▸ **Problem description**: Write every record out again exactly, and keep images out of it.
[start of Data lines]
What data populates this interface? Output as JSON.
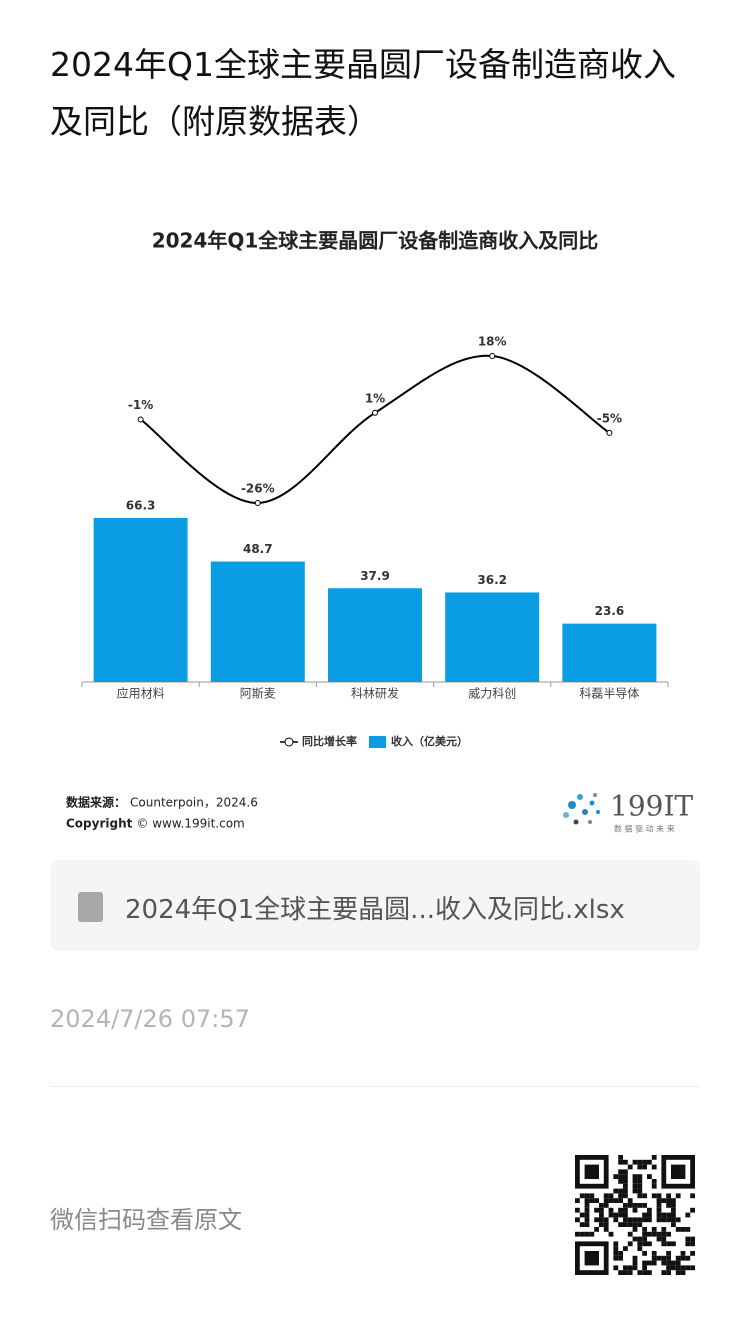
{
  "header": {
    "title": "2024年Q1全球主要晶圆厂设备制造商收入及同比（附原数据表）"
  },
  "chart_data": {
    "type": "combo",
    "title": "2024年Q1全球主要晶圆厂设备制造商收入及同比",
    "categories": [
      "应用材料",
      "阿斯麦",
      "科林研发",
      "威力科创",
      "科磊半导体"
    ],
    "series": [
      {
        "name": "同比增长率",
        "type": "line",
        "color": "#000000",
        "values": [
          -1,
          -26,
          1,
          18,
          -5
        ],
        "value_labels": [
          "-1%",
          "-26%",
          "1%",
          "18%",
          "-5%"
        ]
      },
      {
        "name": "收入（亿美元）",
        "type": "bar",
        "color": "#0a9de4",
        "values": [
          66.3,
          48.7,
          37.9,
          36.2,
          23.6
        ]
      }
    ],
    "source_label": "数据来源：",
    "source": "Counterpoin，2024.6",
    "copyright_label": "Copyright",
    "copyright": "© www.199it.com",
    "logo": "199IT",
    "logo_tagline": "数 据 驱 动 未 来"
  },
  "attachment": {
    "filename": "2024年Q1全球主要晶圆...收入及同比.xlsx"
  },
  "timestamp": "2024/7/26 07:57",
  "qr_caption": "微信扫码查看原文"
}
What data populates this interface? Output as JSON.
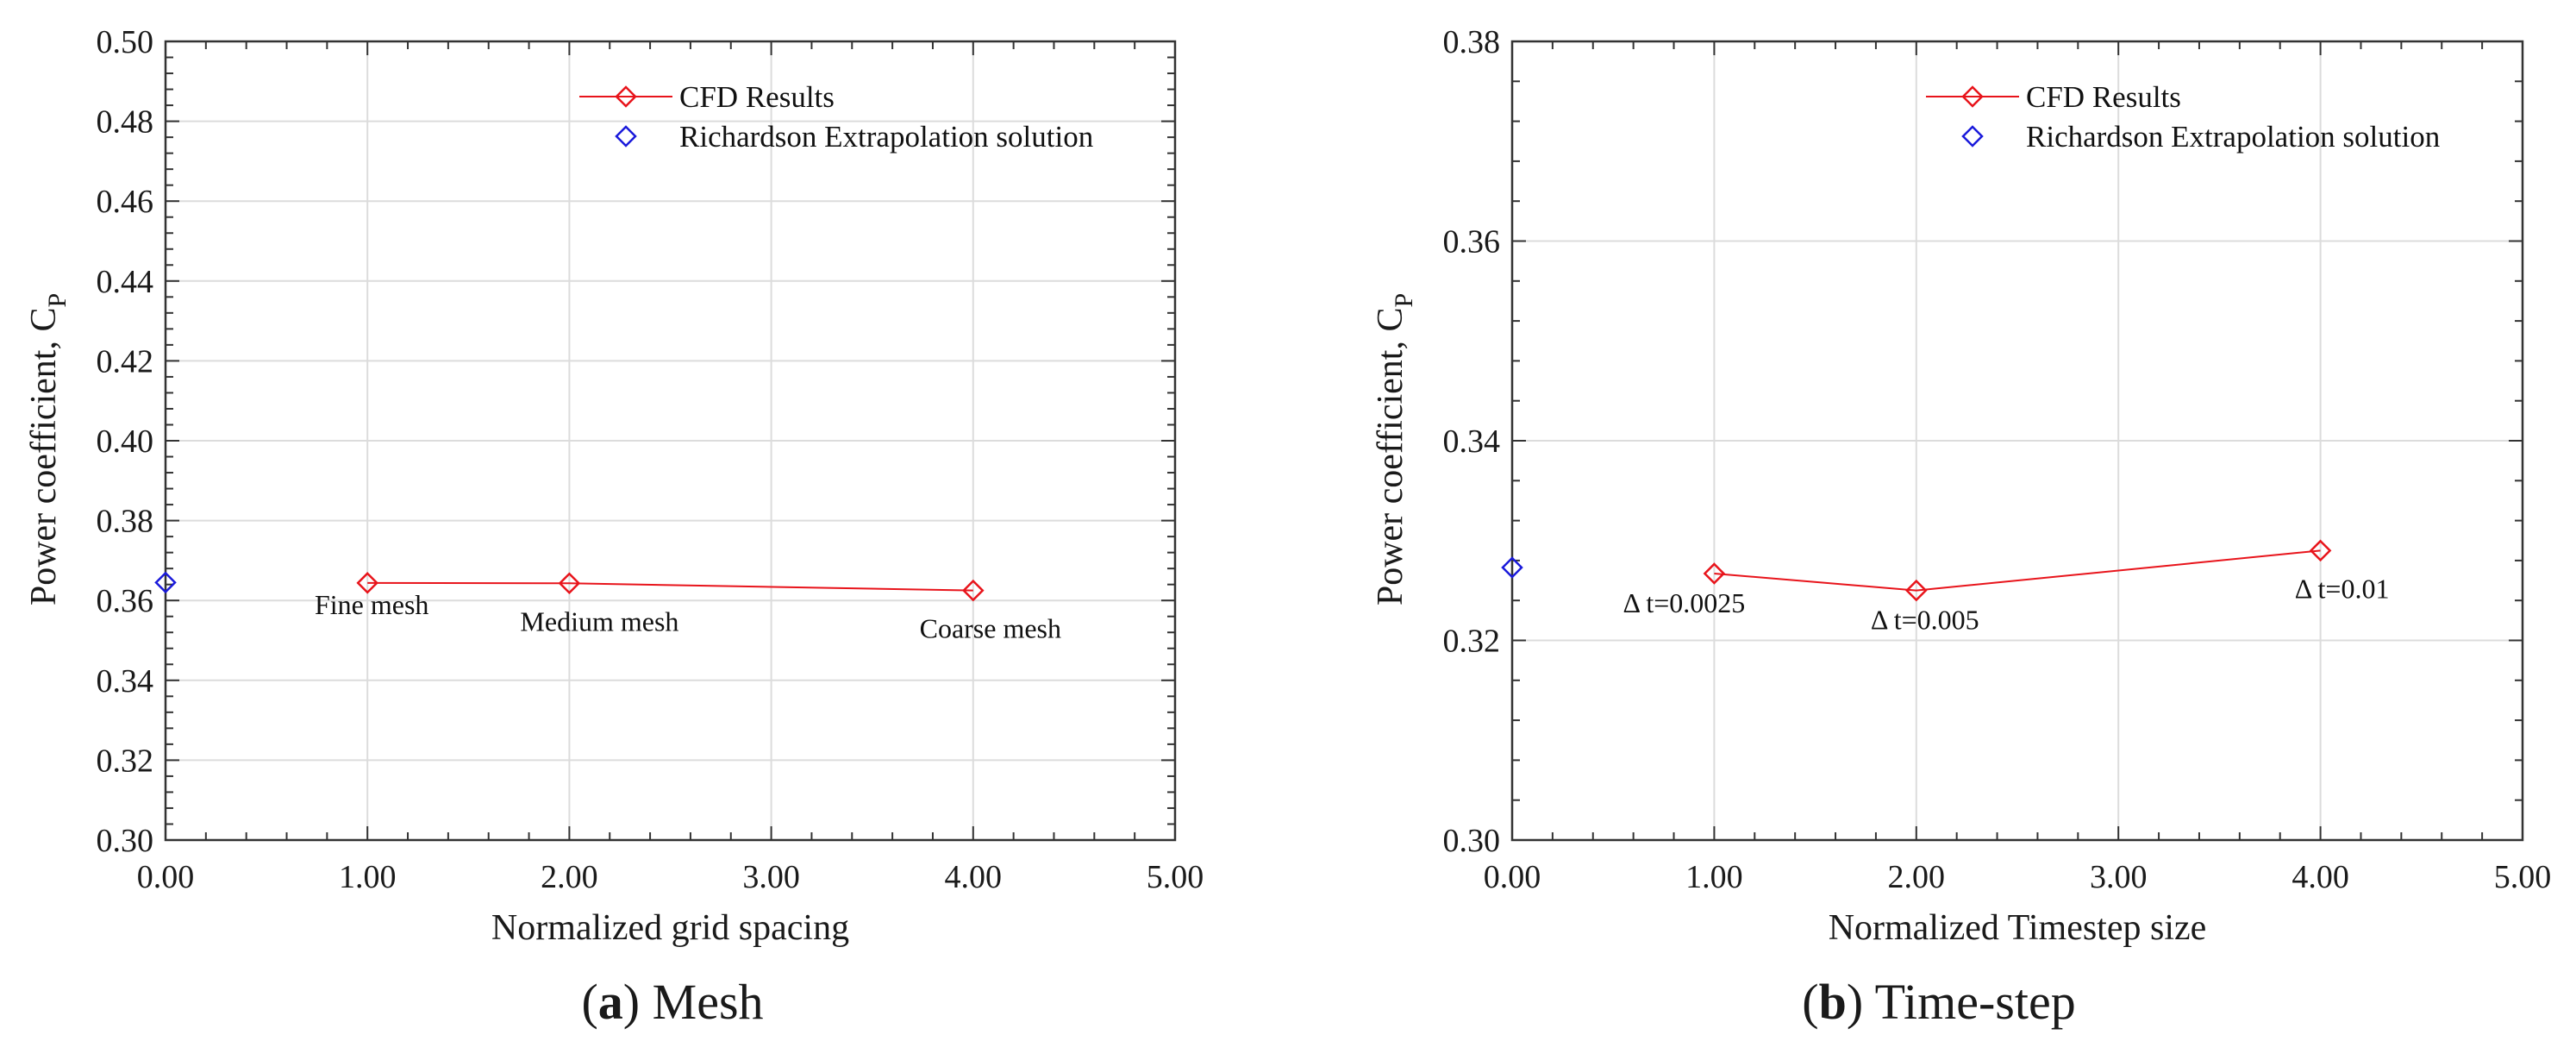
{
  "chart_data": [
    {
      "type": "line",
      "panel_id": "a",
      "caption_letter": "a",
      "caption_text": " Mesh",
      "xlabel": "Normalized grid spacing",
      "ylabel": "Power coefficient, C",
      "ylabel_sub": "P",
      "xlim": [
        0,
        5
      ],
      "ylim": [
        0.3,
        0.5
      ],
      "xticks": [
        0,
        1,
        2,
        3,
        4,
        5
      ],
      "xtick_labels": [
        "0.00",
        "1.00",
        "2.00",
        "3.00",
        "4.00",
        "5.00"
      ],
      "yticks": [
        0.3,
        0.32,
        0.34,
        0.36,
        0.38,
        0.4,
        0.42,
        0.44,
        0.46,
        0.48,
        0.5
      ],
      "ytick_labels": [
        "0.30",
        "0.32",
        "0.34",
        "0.36",
        "0.38",
        "0.40",
        "0.42",
        "0.44",
        "0.46",
        "0.48",
        "0.50"
      ],
      "grid": true,
      "legend_position": "top-right",
      "series": [
        {
          "name": "CFD Results",
          "color": "#e8141b",
          "marker": "diamond",
          "line": true,
          "x": [
            1,
            2,
            4
          ],
          "y": [
            0.3644,
            0.3643,
            0.3625
          ]
        },
        {
          "name": "Richardson Extrapolation solution",
          "color": "#1a1adb",
          "marker": "diamond",
          "line": false,
          "x": [
            0
          ],
          "y": [
            0.3645
          ]
        }
      ],
      "annotations": [
        {
          "text": "Fine mesh",
          "x": 1,
          "y": 0.3644
        },
        {
          "text": "Medium mesh",
          "x": 2,
          "y": 0.3643
        },
        {
          "text": "Coarse mesh",
          "x": 4,
          "y": 0.3625
        }
      ]
    },
    {
      "type": "line",
      "panel_id": "b",
      "caption_letter": "b",
      "caption_text": " Time-step",
      "xlabel": "Normalized Timestep size",
      "ylabel": "Power coefficient, C",
      "ylabel_sub": "P",
      "xlim": [
        0,
        5
      ],
      "ylim": [
        0.3,
        0.38
      ],
      "xticks": [
        0,
        1,
        2,
        3,
        4,
        5
      ],
      "xtick_labels": [
        "0.00",
        "1.00",
        "2.00",
        "3.00",
        "4.00",
        "5.00"
      ],
      "yticks": [
        0.3,
        0.32,
        0.34,
        0.36,
        0.38
      ],
      "ytick_labels": [
        "0.30",
        "0.32",
        "0.34",
        "0.36",
        "0.38"
      ],
      "grid": true,
      "legend_position": "top-right",
      "series": [
        {
          "name": "CFD Results",
          "color": "#e8141b",
          "marker": "diamond",
          "line": true,
          "x": [
            1,
            2,
            4
          ],
          "y": [
            0.3267,
            0.325,
            0.329
          ]
        },
        {
          "name": "Richardson Extrapolation solution",
          "color": "#1a1adb",
          "marker": "diamond",
          "line": false,
          "x": [
            0
          ],
          "y": [
            0.3273
          ]
        }
      ],
      "annotations": [
        {
          "text": "Δ t=0.0025",
          "x": 1,
          "y": 0.3267
        },
        {
          "text": "Δ t=0.005",
          "x": 2,
          "y": 0.325
        },
        {
          "text": "Δ t=0.01",
          "x": 4,
          "y": 0.329
        }
      ]
    }
  ]
}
[end of Data lines]
▸ **Result for this task**:
What data populates this interface? Output as JSON.
{
  "header": {
    "title": "2024年Q1全球主要晶圆厂设备制造商收入及同比（附原数据表）"
  },
  "chart_data": {
    "type": "combo",
    "title": "2024年Q1全球主要晶圆厂设备制造商收入及同比",
    "categories": [
      "应用材料",
      "阿斯麦",
      "科林研发",
      "威力科创",
      "科磊半导体"
    ],
    "series": [
      {
        "name": "同比增长率",
        "type": "line",
        "color": "#000000",
        "values": [
          -1,
          -26,
          1,
          18,
          -5
        ],
        "value_labels": [
          "-1%",
          "-26%",
          "1%",
          "18%",
          "-5%"
        ]
      },
      {
        "name": "收入（亿美元）",
        "type": "bar",
        "color": "#0a9de4",
        "values": [
          66.3,
          48.7,
          37.9,
          36.2,
          23.6
        ]
      }
    ],
    "source_label": "数据来源：",
    "source": "Counterpoin，2024.6",
    "copyright_label": "Copyright",
    "copyright": "© www.199it.com",
    "logo": "199IT",
    "logo_tagline": "数 据 驱 动 未 来"
  },
  "attachment": {
    "filename": "2024年Q1全球主要晶圆...收入及同比.xlsx"
  },
  "timestamp": "2024/7/26 07:57",
  "qr_caption": "微信扫码查看原文"
}
What data populates this interface? Output as JSON.
{
  "chart_data": [
    {
      "type": "line",
      "panel_id": "a",
      "caption_letter": "a",
      "caption_text": " Mesh",
      "xlabel": "Normalized grid spacing",
      "ylabel": "Power coefficient, C",
      "ylabel_sub": "P",
      "xlim": [
        0,
        5
      ],
      "ylim": [
        0.3,
        0.5
      ],
      "xticks": [
        0,
        1,
        2,
        3,
        4,
        5
      ],
      "xtick_labels": [
        "0.00",
        "1.00",
        "2.00",
        "3.00",
        "4.00",
        "5.00"
      ],
      "yticks": [
        0.3,
        0.32,
        0.34,
        0.36,
        0.38,
        0.4,
        0.42,
        0.44,
        0.46,
        0.48,
        0.5
      ],
      "ytick_labels": [
        "0.30",
        "0.32",
        "0.34",
        "0.36",
        "0.38",
        "0.40",
        "0.42",
        "0.44",
        "0.46",
        "0.48",
        "0.50"
      ],
      "grid": true,
      "legend_position": "top-right",
      "series": [
        {
          "name": "CFD Results",
          "color": "#e8141b",
          "marker": "diamond",
          "line": true,
          "x": [
            1,
            2,
            4
          ],
          "y": [
            0.3644,
            0.3643,
            0.3625
          ]
        },
        {
          "name": "Richardson Extrapolation solution",
          "color": "#1a1adb",
          "marker": "diamond",
          "line": false,
          "x": [
            0
          ],
          "y": [
            0.3645
          ]
        }
      ],
      "annotations": [
        {
          "text": "Fine mesh",
          "x": 1,
          "y": 0.3644
        },
        {
          "text": "Medium mesh",
          "x": 2,
          "y": 0.3643
        },
        {
          "text": "Coarse mesh",
          "x": 4,
          "y": 0.3625
        }
      ]
    },
    {
      "type": "line",
      "panel_id": "b",
      "caption_letter": "b",
      "caption_text": " Time-step",
      "xlabel": "Normalized Timestep size",
      "ylabel": "Power coefficient, C",
      "ylabel_sub": "P",
      "xlim": [
        0,
        5
      ],
      "ylim": [
        0.3,
        0.38
      ],
      "xticks": [
        0,
        1,
        2,
        3,
        4,
        5
      ],
      "xtick_labels": [
        "0.00",
        "1.00",
        "2.00",
        "3.00",
        "4.00",
        "5.00"
      ],
      "yticks": [
        0.3,
        0.32,
        0.34,
        0.36,
        0.38
      ],
      "ytick_labels": [
        "0.30",
        "0.32",
        "0.34",
        "0.36",
        "0.38"
      ],
      "grid": true,
      "legend_position": "top-right",
      "series": [
        {
          "name": "CFD Results",
          "color": "#e8141b",
          "marker": "diamond",
          "line": true,
          "x": [
            1,
            2,
            4
          ],
          "y": [
            0.3267,
            0.325,
            0.329
          ]
        },
        {
          "name": "Richardson Extrapolation solution",
          "color": "#1a1adb",
          "marker": "diamond",
          "line": false,
          "x": [
            0
          ],
          "y": [
            0.3273
          ]
        }
      ],
      "annotations": [
        {
          "text": "Δ t=0.0025",
          "x": 1,
          "y": 0.3267
        },
        {
          "text": "Δ t=0.005",
          "x": 2,
          "y": 0.325
        },
        {
          "text": "Δ t=0.01",
          "x": 4,
          "y": 0.329
        }
      ]
    }
  ]
}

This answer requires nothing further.